# start of Source data

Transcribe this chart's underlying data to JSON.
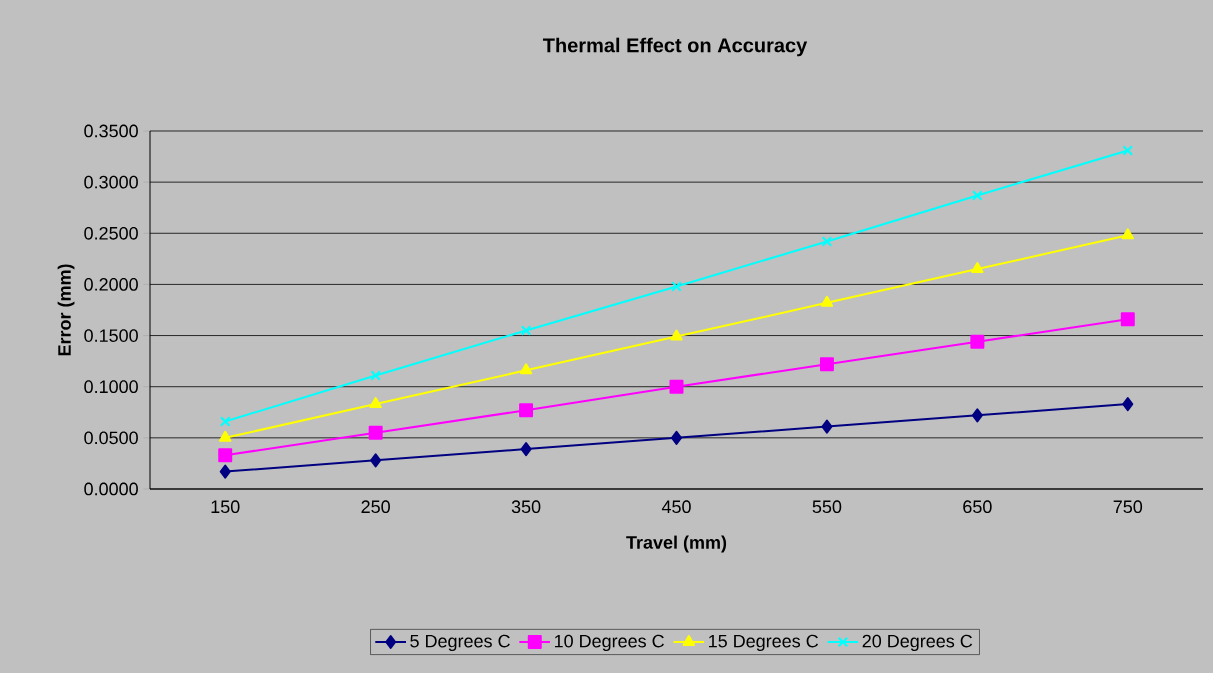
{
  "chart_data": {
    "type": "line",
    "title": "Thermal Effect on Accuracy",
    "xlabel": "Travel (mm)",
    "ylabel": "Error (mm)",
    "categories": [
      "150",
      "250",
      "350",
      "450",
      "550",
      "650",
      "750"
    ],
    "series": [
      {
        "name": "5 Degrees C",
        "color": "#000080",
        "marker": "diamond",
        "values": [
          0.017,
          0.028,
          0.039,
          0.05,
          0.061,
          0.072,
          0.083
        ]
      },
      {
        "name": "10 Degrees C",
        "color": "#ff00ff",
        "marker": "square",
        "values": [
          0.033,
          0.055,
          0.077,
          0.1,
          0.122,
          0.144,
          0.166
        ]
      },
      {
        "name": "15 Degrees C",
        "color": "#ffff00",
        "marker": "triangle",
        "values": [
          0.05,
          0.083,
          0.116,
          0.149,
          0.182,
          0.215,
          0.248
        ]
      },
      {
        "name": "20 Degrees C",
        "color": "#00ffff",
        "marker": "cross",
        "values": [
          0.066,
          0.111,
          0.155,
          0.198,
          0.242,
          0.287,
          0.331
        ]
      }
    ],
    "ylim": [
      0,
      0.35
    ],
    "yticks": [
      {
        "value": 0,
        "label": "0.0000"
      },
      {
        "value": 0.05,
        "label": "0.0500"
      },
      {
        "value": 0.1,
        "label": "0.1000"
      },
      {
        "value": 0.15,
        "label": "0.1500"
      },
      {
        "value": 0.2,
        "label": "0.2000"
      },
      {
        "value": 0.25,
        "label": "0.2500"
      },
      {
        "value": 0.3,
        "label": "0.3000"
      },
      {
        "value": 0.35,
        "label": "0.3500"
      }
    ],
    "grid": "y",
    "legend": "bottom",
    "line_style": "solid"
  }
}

# end of Source data

Pick out all lines from the data above in which the word "Degrees" appears.

#### Response for this exercise:
        "name": "5 Degrees C",
        "name": "10 Degrees C",
        "name": "15 Degrees C",
        "name": "20 Degrees C",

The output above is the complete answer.